List all lines of the data that include the string "Uniform".
_ _ _ _ _
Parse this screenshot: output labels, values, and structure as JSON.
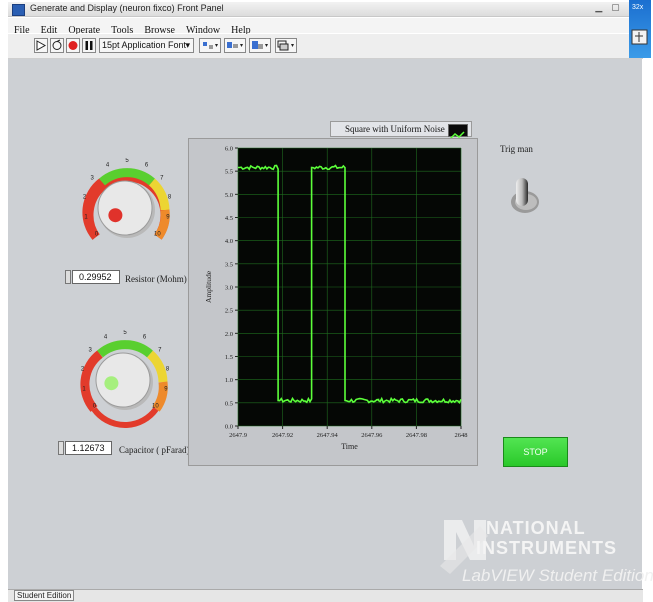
{
  "window": {
    "title": "Generate and Display (neuron fixco) Front Panel",
    "thumb_text": "32x"
  },
  "menu": [
    "File",
    "Edit",
    "Operate",
    "Tools",
    "Browse",
    "Window",
    "Help"
  ],
  "toolbar": {
    "font_select": "15pt Application Font"
  },
  "controls": {
    "resistor": {
      "label": "Resistor (Mohm)",
      "value": "0.29952",
      "knob_fraction": 0.03
    },
    "capacitor": {
      "label": "Capacitor ( pFarad)",
      "value": "1.12673",
      "knob_fraction": 0.11
    },
    "knob_scale": [
      "0",
      "1",
      "2",
      "3",
      "4",
      "5",
      "6",
      "7",
      "8",
      "9",
      "10"
    ],
    "toggle": {
      "label": "Trig man"
    },
    "stop": {
      "label": "STOP"
    }
  },
  "graph": {
    "legend": "Square with Uniform Noise",
    "xlabel": "Time",
    "ylabel": "Amplitude"
  },
  "branding": {
    "line1": "NATIONAL",
    "line2": "INSTRUMENTS",
    "line3": "LabVIEW Student Edition"
  },
  "status": {
    "text": "Student Edition"
  },
  "chart_data": {
    "type": "line",
    "xlabel": "Time",
    "ylabel": "Amplitude",
    "xlim": [
      2647.9,
      2648.0
    ],
    "ylim": [
      0.0,
      6.0
    ],
    "x_ticks": [
      "2647.9",
      "2647.92",
      "2647.94",
      "2647.96",
      "2647.98",
      "2648"
    ],
    "y_ticks": [
      "0.0",
      "0.5",
      "1.0",
      "1.5",
      "2.0",
      "2.5",
      "3.0",
      "3.5",
      "4.0",
      "4.5",
      "5.0",
      "5.5",
      "6.0"
    ],
    "grid": true,
    "colors": {
      "line": "#5cff3a",
      "plot_bg": "#050705",
      "grid": "#1f6b1f"
    },
    "series": [
      {
        "name": "Square with Uniform Noise",
        "x": [
          2647.9,
          2647.918,
          2647.918,
          2647.933,
          2647.933,
          2647.948,
          2647.948,
          2647.963,
          2647.963,
          2648.0
        ],
        "y": [
          5.58,
          5.58,
          0.55,
          0.55,
          5.58,
          5.58,
          0.55,
          0.55,
          0.55,
          0.55
        ]
      }
    ]
  }
}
_ _ _ _ _
■ **Task answer**:
    "legend": "Square with Uniform Noise",
        "name": "Square with Uniform Noise",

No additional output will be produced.